> **DIRECTIVES**:
1. Summarize the passage on U.S. efforts against offshore tax evasion in two sentences.
2. Answer these questions from the passage on U.S. efforts against offshore tax evasion.
(a) How much did UBS pay the U.S. to avoid criminal charges?
(b) How much did Credit Suisse Group agree to pay?
(c) To what period does the rule taxing citizens on worldwide income date?

> **PAGE**:

U.S. officials launched their campaign after Swiss banking giant UBS admitted in 2009 that it helped wealthy American taxpayers hide money overseas. To avoid criminal charges, the bank paid $780 million to the U.S. and turned over information on more than 4,400 accounts, ending decades of Swiss bank secrecy.

In May, Credit Suisse Group pleaded guilty to similar charges and agreed to pay $2.6 billion. Dozens of other Swiss banks are currently negotiating penalties with the U.S. Department of Justice, officials said.

Following the UBS revelations, U.S. officials announced they would begin vigorously enforcing both new and long-dormant tax rules.

Unlike other developed nations, the U.S. government taxes citizens on income they earn anywhere in the world. The rule dates to the Civil War, when Ms. Moon's great-great grandfather served with Union forces.




U.S. tax liabilities also cover children born to Americans abroad, extending the reach of the IRS across generations, as well as oceans.

For decades, wealthy taxpayers were able to hide foreign assets in countries where bank-secrecy laws fostered attractive tax havens, including Switzerland, the Cayman Islands and Panama.

> **AVAILABLE DATA**:
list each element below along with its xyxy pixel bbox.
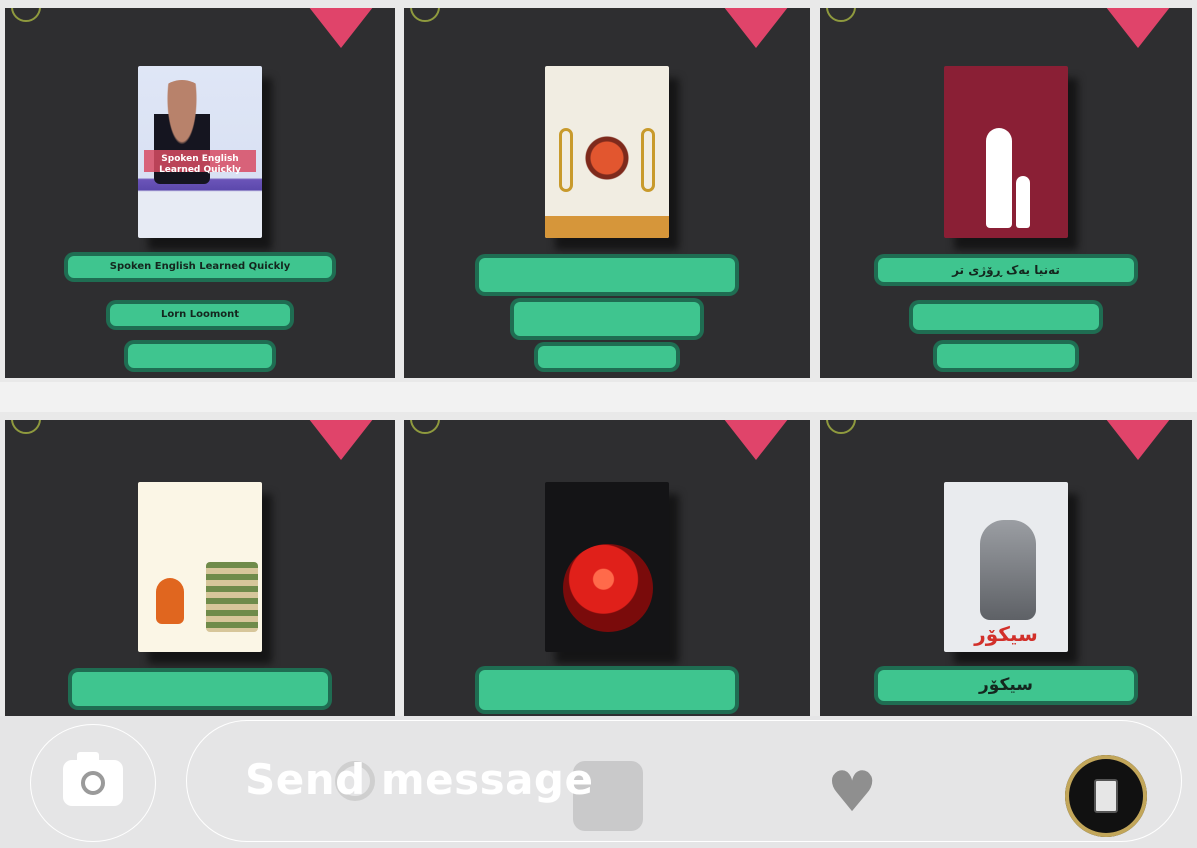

> **FULL SOLUTIONS**:
1. After UBS admitted in 2009 that it helped wealthy Americans hide money overseas, it paid $780 million and turned over data on more than 4,400 accounts, and Credit Suisse later pleaded guilty and agreed to pay $2.6 billion. U.S. officials then began vigorously enforcing new and long-dormant tax rules, including the Civil War-era rule that taxes citizens, and children born to Americans abroad, on income earned anywhere in the world.

2.
(a) $780 million
(b) $2.6 billion
(c) The Civil War